***** Records *****

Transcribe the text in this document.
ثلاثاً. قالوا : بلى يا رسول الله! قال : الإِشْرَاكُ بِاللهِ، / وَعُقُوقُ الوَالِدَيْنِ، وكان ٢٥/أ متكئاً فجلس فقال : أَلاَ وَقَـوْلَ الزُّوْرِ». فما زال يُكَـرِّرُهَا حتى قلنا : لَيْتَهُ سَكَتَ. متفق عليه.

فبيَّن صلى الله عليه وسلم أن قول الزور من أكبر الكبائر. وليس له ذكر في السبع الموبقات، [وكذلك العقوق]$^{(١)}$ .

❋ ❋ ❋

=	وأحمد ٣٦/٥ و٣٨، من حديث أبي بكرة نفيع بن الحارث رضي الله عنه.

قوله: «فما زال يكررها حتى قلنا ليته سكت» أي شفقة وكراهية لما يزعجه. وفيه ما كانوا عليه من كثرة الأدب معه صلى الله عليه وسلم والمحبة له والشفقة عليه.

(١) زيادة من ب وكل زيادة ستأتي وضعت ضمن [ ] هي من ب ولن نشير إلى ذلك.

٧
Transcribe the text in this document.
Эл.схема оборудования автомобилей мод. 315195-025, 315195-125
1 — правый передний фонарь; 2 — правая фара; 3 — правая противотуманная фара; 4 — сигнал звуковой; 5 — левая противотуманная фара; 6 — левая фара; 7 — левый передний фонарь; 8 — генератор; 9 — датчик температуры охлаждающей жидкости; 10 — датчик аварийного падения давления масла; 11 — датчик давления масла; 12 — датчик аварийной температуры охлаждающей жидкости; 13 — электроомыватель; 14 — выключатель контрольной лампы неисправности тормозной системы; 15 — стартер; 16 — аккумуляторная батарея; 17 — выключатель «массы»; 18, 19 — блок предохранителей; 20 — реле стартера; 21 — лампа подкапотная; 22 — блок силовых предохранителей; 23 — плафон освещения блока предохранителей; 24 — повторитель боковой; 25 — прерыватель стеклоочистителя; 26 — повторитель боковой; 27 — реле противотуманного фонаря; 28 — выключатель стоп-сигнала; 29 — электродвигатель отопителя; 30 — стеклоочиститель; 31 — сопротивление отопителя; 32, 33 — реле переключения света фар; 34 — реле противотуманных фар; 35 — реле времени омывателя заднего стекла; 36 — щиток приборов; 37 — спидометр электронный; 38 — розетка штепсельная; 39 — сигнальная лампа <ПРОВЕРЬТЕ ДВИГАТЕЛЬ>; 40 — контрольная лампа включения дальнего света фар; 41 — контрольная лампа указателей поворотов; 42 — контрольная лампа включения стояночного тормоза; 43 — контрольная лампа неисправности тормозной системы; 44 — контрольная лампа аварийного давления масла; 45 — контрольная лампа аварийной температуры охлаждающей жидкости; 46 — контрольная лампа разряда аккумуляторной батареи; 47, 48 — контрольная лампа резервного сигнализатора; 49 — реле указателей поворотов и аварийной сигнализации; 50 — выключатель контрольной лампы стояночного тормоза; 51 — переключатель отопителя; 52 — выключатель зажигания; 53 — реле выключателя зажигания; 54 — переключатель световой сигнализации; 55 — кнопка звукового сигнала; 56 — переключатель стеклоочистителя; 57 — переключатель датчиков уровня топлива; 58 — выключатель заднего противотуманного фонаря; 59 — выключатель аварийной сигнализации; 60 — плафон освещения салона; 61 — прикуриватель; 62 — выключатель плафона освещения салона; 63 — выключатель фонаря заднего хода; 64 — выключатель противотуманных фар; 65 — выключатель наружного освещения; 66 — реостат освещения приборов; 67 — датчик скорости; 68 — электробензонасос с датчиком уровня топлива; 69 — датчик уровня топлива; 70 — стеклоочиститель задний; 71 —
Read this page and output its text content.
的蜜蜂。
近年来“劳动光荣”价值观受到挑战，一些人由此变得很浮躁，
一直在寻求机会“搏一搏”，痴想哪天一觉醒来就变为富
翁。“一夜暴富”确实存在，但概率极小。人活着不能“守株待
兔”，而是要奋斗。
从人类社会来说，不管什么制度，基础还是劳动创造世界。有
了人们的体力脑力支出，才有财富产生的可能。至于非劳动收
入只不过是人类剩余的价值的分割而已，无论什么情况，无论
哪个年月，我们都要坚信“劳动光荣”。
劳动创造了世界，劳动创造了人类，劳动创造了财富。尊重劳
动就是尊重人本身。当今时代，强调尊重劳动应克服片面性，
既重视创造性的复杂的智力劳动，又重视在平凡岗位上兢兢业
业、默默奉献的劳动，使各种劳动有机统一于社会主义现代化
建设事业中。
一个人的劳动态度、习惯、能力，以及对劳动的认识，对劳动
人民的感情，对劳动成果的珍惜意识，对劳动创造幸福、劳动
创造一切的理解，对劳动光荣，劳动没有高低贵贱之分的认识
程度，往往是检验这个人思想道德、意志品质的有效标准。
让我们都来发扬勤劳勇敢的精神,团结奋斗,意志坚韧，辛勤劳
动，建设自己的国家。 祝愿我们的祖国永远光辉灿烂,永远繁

*****

What to produce: Sift through the entries and copy every line with "وسلم".

Answer to this exercise:
فبيَّن صلى الله عليه وسلم أن قول الزور من أكبر الكبائر. وليس له ذكر في السبع الموبقات، [وكذلك العقوق]$^{(١)}$ .
قوله: «فما زال يكررها حتى قلنا ليته سكت» أي شفقة وكراهية لما يزعجه. وفيه ما كانوا عليه من كثرة الأدب معه صلى الله عليه وسلم والمحبة له والشفقة عليه.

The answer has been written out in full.